_EXERCISE OBJECTIVE:_ Your copy of the material must match it exactly, except that pictures are dropped.

┌─ PROVIDED DATA

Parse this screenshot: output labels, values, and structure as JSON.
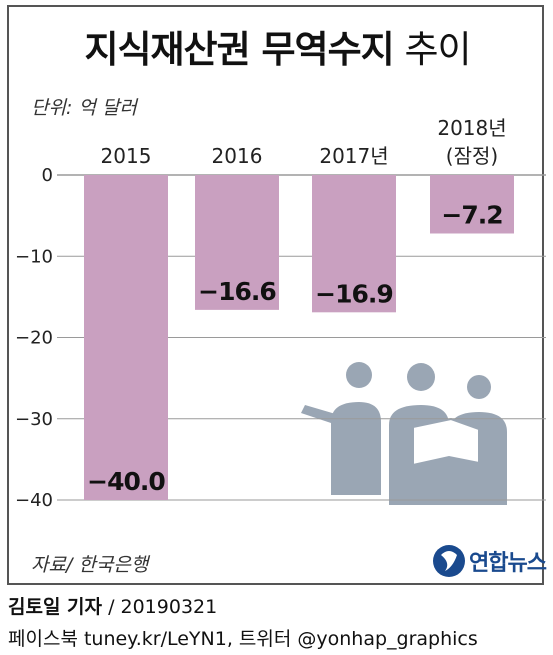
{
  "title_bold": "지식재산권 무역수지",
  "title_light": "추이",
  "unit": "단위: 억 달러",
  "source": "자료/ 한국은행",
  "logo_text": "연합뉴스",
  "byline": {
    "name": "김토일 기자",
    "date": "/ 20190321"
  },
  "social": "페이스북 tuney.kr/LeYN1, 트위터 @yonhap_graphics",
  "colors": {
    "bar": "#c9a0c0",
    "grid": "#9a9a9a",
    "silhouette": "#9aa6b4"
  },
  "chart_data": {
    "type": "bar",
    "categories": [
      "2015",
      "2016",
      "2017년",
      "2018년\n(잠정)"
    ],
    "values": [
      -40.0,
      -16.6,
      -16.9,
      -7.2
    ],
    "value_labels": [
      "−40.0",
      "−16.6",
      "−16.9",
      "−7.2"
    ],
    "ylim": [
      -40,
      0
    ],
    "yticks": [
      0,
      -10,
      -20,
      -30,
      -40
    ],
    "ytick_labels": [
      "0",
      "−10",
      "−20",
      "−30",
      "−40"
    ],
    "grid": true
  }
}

└─

_THE REPLY:_
Parse this screenshot: output labels, values, and structure as JSON.
{
  "title_bold": "지식재산권 무역수지",
  "title_light": "추이",
  "unit": "단위: 억 달러",
  "source": "자료/ 한국은행",
  "logo_text": "연합뉴스",
  "byline": {
    "name": "김토일 기자",
    "date": "/ 20190321"
  },
  "social": "페이스북 tuney.kr/LeYN1, 트위터 @yonhap_graphics",
  "colors": {
    "bar": "#c9a0c0",
    "grid": "#9a9a9a",
    "silhouette": "#9aa6b4"
  },
  "chart_data": {
    "type": "bar",
    "categories": [
      "2015",
      "2016",
      "2017년",
      "2018년\n(잠정)"
    ],
    "values": [
      -40.0,
      -16.6,
      -16.9,
      -7.2
    ],
    "value_labels": [
      "−40.0",
      "−16.6",
      "−16.9",
      "−7.2"
    ],
    "ylim": [
      -40,
      0
    ],
    "yticks": [
      0,
      -10,
      -20,
      -30,
      -40
    ],
    "ytick_labels": [
      "0",
      "−10",
      "−20",
      "−30",
      "−40"
    ],
    "grid": true
  }
}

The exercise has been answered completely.